** Given instruction **
The records below must be output exactly, without pictures.

** Input data **
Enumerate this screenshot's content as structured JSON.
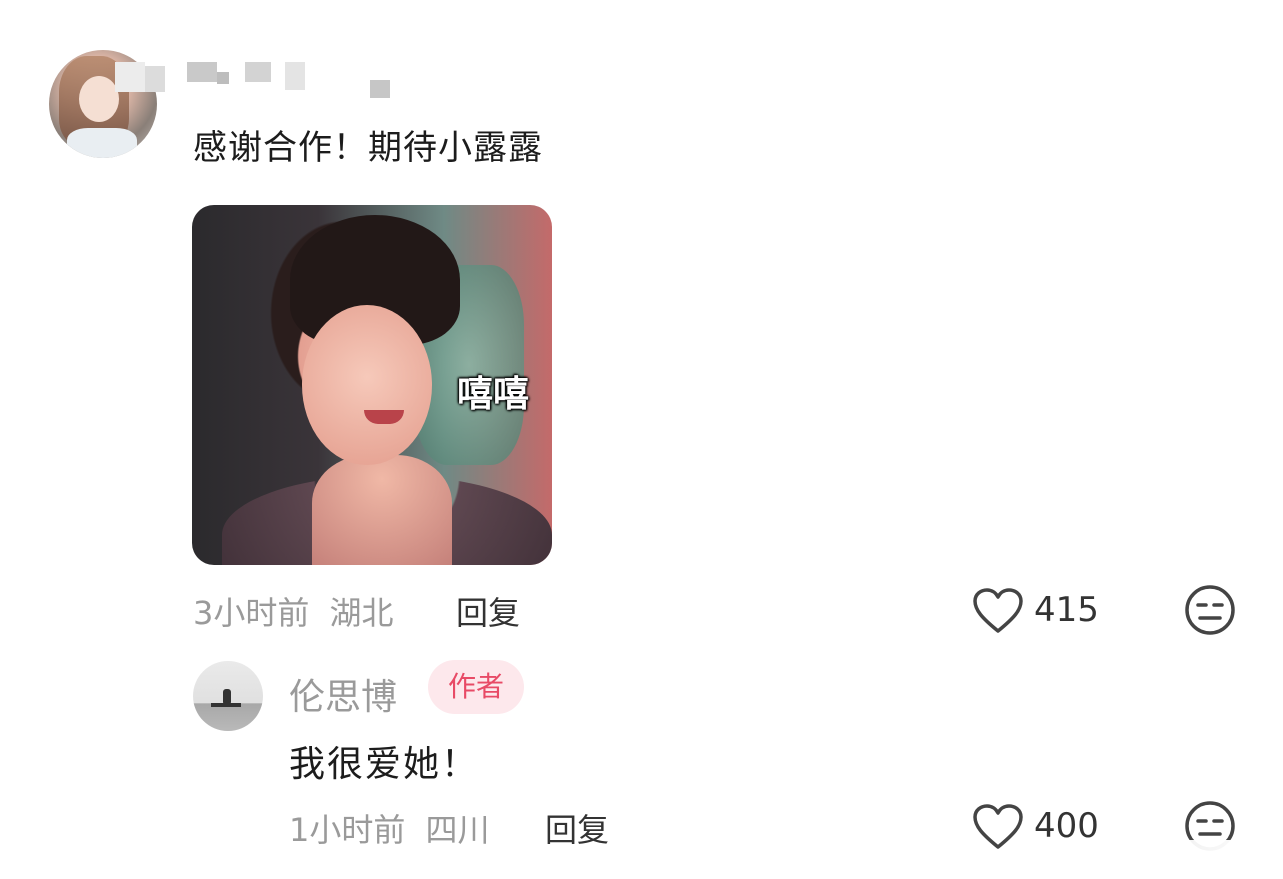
{
  "comment": {
    "username": "",
    "text": "感谢合作！期待小露露",
    "sticker_caption": "嘻嘻",
    "time": "3小时前",
    "location": "湖北",
    "reply_label": "回复",
    "like_count": "415"
  },
  "reply": {
    "username": "伦思博",
    "badge": "作者",
    "text": "我很爱她！",
    "time": "1小时前",
    "location": "四川",
    "reply_label": "回复",
    "like_count": "400"
  },
  "colors": {
    "badge_bg": "#fde8ec",
    "badge_text": "#e84a66",
    "meta_text": "#9a9a9a"
  },
  "icons": {
    "like": "heart-outline-icon",
    "dislike": "neutral-face-icon"
  }
}
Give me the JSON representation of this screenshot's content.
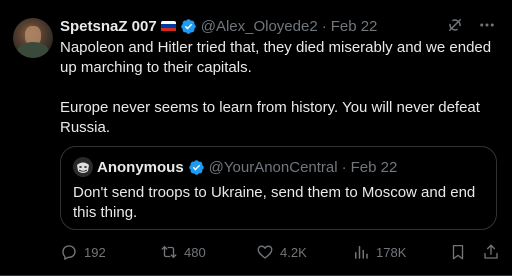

** Finished exercise **
Enumerate this screenshot's content as structured JSON.
{
  "comment": {
    "username": "",
    "text": "感谢合作！期待小露露",
    "sticker_caption": "嘻嘻",
    "time": "3小时前",
    "location": "湖北",
    "reply_label": "回复",
    "like_count": "415"
  },
  "reply": {
    "username": "伦思博",
    "badge": "作者",
    "text": "我很爱她！",
    "time": "1小时前",
    "location": "四川",
    "reply_label": "回复",
    "like_count": "400"
  },
  "colors": {
    "badge_bg": "#fde8ec",
    "badge_text": "#e84a66",
    "meta_text": "#9a9a9a"
  },
  "icons": {
    "like": "heart-outline-icon",
    "dislike": "neutral-face-icon"
  }
}
Give me the JSON representation of this screenshot's content.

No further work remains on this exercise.